▸ **SUPPLIED RECORDS**
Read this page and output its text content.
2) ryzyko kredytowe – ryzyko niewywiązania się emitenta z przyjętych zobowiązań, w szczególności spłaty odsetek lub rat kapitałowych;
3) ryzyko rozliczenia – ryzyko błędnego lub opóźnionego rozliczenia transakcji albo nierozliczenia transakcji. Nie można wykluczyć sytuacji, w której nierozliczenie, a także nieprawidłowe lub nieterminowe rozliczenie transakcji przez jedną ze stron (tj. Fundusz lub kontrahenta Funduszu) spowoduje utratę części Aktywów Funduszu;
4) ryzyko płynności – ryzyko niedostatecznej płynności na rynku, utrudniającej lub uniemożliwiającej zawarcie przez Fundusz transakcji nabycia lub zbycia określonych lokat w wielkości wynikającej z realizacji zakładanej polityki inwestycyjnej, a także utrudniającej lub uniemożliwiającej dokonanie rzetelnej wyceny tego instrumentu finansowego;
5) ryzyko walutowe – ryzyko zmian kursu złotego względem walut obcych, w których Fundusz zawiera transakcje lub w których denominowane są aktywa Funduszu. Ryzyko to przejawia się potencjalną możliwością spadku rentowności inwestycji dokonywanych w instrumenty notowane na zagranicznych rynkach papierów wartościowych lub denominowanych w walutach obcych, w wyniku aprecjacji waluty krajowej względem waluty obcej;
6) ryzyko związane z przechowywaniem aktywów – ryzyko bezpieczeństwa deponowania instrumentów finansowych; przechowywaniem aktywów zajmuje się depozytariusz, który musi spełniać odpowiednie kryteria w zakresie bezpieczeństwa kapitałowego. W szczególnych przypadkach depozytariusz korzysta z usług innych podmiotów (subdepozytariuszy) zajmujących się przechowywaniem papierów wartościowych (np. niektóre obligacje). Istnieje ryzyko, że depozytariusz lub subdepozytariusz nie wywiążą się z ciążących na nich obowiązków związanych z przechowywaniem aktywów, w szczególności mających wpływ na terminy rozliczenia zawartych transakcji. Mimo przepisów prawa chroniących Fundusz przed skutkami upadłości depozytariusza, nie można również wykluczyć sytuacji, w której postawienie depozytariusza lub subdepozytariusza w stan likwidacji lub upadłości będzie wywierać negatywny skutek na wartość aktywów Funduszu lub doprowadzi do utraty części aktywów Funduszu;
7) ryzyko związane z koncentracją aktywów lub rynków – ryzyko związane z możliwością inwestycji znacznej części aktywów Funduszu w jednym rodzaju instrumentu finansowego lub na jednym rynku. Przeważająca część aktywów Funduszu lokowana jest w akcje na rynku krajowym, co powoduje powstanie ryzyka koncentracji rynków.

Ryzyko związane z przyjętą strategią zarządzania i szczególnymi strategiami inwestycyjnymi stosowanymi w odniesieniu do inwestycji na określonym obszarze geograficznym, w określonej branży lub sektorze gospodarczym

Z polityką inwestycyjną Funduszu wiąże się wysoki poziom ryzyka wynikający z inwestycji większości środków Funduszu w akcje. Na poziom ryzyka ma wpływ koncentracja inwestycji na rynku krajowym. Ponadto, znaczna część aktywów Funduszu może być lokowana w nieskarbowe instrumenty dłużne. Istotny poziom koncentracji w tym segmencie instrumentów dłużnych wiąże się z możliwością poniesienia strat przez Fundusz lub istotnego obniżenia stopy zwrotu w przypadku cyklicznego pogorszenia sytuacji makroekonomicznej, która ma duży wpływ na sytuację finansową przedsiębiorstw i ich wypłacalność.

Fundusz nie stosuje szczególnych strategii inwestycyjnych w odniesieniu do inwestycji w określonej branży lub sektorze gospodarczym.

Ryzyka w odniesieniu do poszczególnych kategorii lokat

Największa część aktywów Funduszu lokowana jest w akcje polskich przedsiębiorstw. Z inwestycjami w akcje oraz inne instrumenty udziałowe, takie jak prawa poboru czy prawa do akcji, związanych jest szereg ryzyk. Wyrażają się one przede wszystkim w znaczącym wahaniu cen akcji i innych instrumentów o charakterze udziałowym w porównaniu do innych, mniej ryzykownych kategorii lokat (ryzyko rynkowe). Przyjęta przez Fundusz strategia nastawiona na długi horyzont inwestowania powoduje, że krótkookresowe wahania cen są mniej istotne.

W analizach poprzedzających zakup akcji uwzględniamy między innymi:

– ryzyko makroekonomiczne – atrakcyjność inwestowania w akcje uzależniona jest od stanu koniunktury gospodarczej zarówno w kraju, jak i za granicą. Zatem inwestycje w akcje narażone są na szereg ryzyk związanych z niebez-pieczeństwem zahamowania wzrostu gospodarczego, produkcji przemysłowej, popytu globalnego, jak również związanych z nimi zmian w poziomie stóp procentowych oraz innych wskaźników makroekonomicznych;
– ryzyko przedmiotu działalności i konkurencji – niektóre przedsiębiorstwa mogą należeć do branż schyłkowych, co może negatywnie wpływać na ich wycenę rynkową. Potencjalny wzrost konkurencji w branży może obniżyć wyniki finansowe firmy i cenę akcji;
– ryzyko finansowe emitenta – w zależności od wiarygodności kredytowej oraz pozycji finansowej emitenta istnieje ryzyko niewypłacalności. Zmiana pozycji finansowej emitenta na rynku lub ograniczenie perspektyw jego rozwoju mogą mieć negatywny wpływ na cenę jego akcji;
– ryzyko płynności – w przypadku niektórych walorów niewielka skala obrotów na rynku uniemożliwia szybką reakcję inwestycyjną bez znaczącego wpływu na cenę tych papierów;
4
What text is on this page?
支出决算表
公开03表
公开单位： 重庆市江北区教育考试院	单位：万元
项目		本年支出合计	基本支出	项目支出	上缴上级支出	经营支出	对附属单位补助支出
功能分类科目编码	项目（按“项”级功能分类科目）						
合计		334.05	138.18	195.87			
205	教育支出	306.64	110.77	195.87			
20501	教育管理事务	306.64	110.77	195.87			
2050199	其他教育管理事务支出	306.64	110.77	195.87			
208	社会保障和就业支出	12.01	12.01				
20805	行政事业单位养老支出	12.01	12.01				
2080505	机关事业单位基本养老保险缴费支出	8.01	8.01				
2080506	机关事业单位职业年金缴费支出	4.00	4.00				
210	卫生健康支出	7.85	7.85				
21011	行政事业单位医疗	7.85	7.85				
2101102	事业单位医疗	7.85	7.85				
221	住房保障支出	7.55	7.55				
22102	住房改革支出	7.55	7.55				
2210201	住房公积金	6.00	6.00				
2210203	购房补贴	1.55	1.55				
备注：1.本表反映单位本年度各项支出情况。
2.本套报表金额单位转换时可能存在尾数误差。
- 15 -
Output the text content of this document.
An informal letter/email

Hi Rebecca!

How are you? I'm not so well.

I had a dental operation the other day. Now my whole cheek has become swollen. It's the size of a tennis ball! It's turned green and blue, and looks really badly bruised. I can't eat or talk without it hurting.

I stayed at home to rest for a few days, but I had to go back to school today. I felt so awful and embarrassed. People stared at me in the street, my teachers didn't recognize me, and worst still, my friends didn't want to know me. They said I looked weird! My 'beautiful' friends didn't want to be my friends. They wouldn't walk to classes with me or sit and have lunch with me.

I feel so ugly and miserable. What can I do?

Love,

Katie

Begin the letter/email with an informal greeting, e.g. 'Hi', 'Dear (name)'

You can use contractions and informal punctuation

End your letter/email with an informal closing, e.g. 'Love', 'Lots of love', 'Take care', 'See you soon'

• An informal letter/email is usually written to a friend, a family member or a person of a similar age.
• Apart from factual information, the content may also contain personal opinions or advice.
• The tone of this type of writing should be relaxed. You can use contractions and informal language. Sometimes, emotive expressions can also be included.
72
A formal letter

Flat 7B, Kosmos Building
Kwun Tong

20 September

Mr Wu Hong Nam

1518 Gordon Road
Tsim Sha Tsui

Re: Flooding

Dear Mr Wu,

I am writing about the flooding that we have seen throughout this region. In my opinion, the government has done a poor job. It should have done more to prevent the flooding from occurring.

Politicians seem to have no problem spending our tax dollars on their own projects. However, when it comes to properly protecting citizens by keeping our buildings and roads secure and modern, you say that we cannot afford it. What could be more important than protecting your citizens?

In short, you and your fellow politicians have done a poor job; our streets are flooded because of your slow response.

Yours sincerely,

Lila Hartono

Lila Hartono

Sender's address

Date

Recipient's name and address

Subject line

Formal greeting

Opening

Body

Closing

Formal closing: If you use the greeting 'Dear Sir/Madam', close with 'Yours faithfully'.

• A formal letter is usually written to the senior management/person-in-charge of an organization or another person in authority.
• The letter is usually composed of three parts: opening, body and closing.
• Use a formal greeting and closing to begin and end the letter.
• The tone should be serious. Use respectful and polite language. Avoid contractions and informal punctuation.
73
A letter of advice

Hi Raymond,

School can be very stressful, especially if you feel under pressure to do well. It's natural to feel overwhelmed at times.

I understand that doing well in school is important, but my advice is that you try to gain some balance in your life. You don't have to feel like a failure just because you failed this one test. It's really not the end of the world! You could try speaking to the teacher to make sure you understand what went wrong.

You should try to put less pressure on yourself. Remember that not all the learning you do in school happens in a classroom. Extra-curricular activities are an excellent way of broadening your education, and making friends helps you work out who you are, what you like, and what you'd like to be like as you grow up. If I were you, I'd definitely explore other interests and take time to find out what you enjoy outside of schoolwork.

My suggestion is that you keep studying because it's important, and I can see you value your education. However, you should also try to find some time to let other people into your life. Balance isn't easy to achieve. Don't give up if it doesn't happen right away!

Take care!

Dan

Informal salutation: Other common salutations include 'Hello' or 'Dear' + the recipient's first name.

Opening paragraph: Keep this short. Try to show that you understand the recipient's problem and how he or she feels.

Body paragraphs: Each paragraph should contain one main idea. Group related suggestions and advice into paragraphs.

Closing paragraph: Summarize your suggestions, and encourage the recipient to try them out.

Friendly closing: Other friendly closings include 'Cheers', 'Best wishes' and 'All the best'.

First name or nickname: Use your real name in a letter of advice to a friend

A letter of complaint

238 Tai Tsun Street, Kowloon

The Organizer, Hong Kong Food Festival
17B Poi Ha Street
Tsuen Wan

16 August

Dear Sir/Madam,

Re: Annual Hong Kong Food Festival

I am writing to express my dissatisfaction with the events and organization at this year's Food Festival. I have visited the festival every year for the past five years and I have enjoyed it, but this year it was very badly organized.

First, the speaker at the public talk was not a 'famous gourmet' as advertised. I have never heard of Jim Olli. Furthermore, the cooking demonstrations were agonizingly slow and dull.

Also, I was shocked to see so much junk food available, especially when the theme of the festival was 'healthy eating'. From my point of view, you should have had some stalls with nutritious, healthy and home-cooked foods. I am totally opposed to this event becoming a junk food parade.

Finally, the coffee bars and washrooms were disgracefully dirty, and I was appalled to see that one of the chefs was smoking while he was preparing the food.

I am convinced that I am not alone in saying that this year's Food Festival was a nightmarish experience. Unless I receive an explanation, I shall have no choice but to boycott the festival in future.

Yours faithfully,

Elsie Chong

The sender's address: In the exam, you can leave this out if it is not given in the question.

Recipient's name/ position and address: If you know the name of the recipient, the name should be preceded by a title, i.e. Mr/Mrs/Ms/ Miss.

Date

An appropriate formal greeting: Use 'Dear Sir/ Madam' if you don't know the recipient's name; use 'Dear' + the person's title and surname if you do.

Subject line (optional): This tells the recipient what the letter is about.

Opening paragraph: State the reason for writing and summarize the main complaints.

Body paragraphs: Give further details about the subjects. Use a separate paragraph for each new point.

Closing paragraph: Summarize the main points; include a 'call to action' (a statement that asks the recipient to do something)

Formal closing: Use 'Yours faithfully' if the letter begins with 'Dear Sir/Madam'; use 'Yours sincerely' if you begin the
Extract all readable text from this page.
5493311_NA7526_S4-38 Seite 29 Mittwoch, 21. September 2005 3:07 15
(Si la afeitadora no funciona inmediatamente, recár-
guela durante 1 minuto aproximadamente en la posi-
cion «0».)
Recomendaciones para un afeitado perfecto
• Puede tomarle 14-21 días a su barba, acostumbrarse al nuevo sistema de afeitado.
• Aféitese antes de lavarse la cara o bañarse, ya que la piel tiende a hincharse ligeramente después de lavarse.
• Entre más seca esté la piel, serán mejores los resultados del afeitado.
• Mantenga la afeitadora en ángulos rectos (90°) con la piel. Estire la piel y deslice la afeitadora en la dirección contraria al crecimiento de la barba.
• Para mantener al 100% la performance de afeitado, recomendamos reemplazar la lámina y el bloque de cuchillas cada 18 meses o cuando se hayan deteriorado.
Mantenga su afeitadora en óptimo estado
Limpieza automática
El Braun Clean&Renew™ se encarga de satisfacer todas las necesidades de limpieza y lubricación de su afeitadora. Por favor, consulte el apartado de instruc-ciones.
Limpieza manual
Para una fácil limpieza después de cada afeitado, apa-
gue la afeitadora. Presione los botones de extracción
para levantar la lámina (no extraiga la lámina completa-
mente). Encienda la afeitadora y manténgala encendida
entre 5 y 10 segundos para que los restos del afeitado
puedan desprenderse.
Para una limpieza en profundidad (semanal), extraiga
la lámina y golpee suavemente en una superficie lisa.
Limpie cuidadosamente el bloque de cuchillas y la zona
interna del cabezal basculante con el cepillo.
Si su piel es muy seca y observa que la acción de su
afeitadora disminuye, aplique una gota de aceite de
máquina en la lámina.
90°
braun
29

▸ **TASK REQUIREMENTS**
From the entries above, list each line with "inwestycyjną" in it.

▸ **EXERCISE RESULT**
Z polityką inwestycyjną Funduszu wiąże się wysoki poziom ryzyka wynikający z inwestycji większości środków Funduszu w akcje. Na poziom ryzyka ma wpływ koncentracja inwestycji na rynku krajowym. Ponadto, znaczna część aktywów Funduszu może być lokowana w nieskarbowe instrumenty dłużne. Istotny poziom koncentracji w tym segmencie instrumentów dłużnych wiąże się z możliwością poniesienia strat przez Fundusz lub istotnego obniżenia stopy zwrotu w przypadku cyklicznego pogorszenia sytuacji makroekonomicznej, która ma duży wpływ na sytuację finansową przedsiębiorstw i ich wypłacalność.
– ryzyko płynności – w przypadku niektórych walorów niewielka skala obrotów na rynku uniemożliwia szybką reakcję inwestycyjną bez znaczącego wpływu na cenę tych papierów;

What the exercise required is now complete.